◆ WORK TO DO
Return every record below exactly as written, but leave out the pictures.

(Recorded data)
BEGIN
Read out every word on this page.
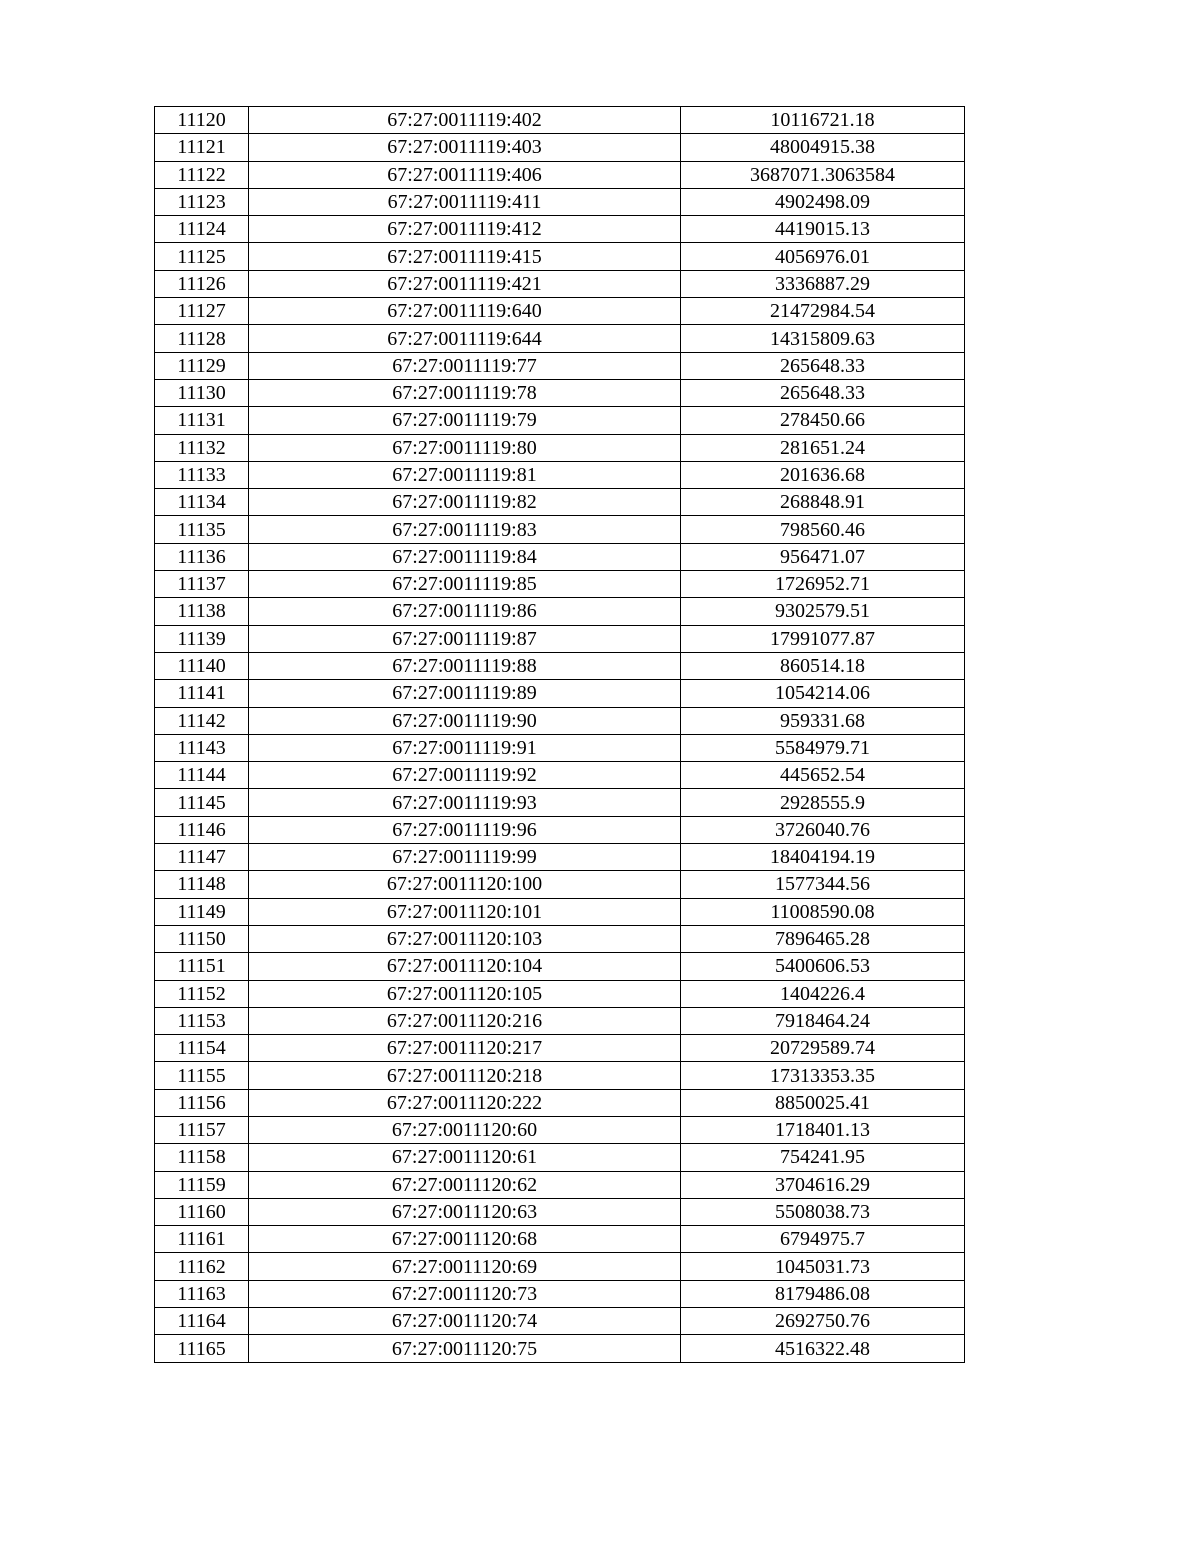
11120	67:27:0011119:402	10116721.18
11121	67:27:0011119:403	48004915.38
11122	67:27:0011119:406	3687071.3063584
11123	67:27:0011119:411	4902498.09
11124	67:27:0011119:412	4419015.13
11125	67:27:0011119:415	4056976.01
11126	67:27:0011119:421	3336887.29
11127	67:27:0011119:640	21472984.54
11128	67:27:0011119:644	14315809.63
11129	67:27:0011119:77	265648.33
11130	67:27:0011119:78	265648.33
11131	67:27:0011119:79	278450.66
11132	67:27:0011119:80	281651.24
11133	67:27:0011119:81	201636.68
11134	67:27:0011119:82	268848.91
11135	67:27:0011119:83	798560.46
11136	67:27:0011119:84	956471.07
11137	67:27:0011119:85	1726952.71
11138	67:27:0011119:86	9302579.51
11139	67:27:0011119:87	17991077.87
11140	67:27:0011119:88	860514.18
11141	67:27:0011119:89	1054214.06
11142	67:27:0011119:90	959331.68
11143	67:27:0011119:91	5584979.71
11144	67:27:0011119:92	445652.54
11145	67:27:0011119:93	2928555.9
11146	67:27:0011119:96	3726040.76
11147	67:27:0011119:99	18404194.19
11148	67:27:0011120:100	1577344.56
11149	67:27:0011120:101	11008590.08
11150	67:27:0011120:103	7896465.28
11151	67:27:0011120:104	5400606.53
11152	67:27:0011120:105	1404226.4
11153	67:27:0011120:216	7918464.24
11154	67:27:0011120:217	20729589.74
11155	67:27:0011120:218	17313353.35
11156	67:27:0011120:222	8850025.41
11157	67:27:0011120:60	1718401.13
11158	67:27:0011120:61	754241.95
11159	67:27:0011120:62	3704616.29
11160	67:27:0011120:63	5508038.73
11161	67:27:0011120:68	6794975.7
11162	67:27:0011120:69	1045031.73
11163	67:27:0011120:73	8179486.08
11164	67:27:0011120:74	2692750.76
11165	67:27:0011120:75	4516322.48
END
◆ RESULT OF THE EXERCISE
Read out every word on this page.
11120	67:27:0011119:402	10116721.18
11121	67:27:0011119:403	48004915.38
11122	67:27:0011119:406	3687071.3063584
11123	67:27:0011119:411	4902498.09
11124	67:27:0011119:412	4419015.13
11125	67:27:0011119:415	4056976.01
11126	67:27:0011119:421	3336887.29
11127	67:27:0011119:640	21472984.54
11128	67:27:0011119:644	14315809.63
11129	67:27:0011119:77	265648.33
11130	67:27:0011119:78	265648.33
11131	67:27:0011119:79	278450.66
11132	67:27:0011119:80	281651.24
11133	67:27:0011119:81	201636.68
11134	67:27:0011119:82	268848.91
11135	67:27:0011119:83	798560.46
11136	67:27:0011119:84	956471.07
11137	67:27:0011119:85	1726952.71
11138	67:27:0011119:86	9302579.51
11139	67:27:0011119:87	17991077.87
11140	67:27:0011119:88	860514.18
11141	67:27:0011119:89	1054214.06
11142	67:27:0011119:90	959331.68
11143	67:27:0011119:91	5584979.71
11144	67:27:0011119:92	445652.54
11145	67:27:0011119:93	2928555.9
11146	67:27:0011119:96	3726040.76
11147	67:27:0011119:99	18404194.19
11148	67:27:0011120:100	1577344.56
11149	67:27:0011120:101	11008590.08
11150	67:27:0011120:103	7896465.28
11151	67:27:0011120:104	5400606.53
11152	67:27:0011120:105	1404226.4
11153	67:27:0011120:216	7918464.24
11154	67:27:0011120:217	20729589.74
11155	67:27:0011120:218	17313353.35
11156	67:27:0011120:222	8850025.41
11157	67:27:0011120:60	1718401.13
11158	67:27:0011120:61	754241.95
11159	67:27:0011120:62	3704616.29
11160	67:27:0011120:63	5508038.73
11161	67:27:0011120:68	6794975.7
11162	67:27:0011120:69	1045031.73
11163	67:27:0011120:73	8179486.08
11164	67:27:0011120:74	2692750.76
11165	67:27:0011120:75	4516322.48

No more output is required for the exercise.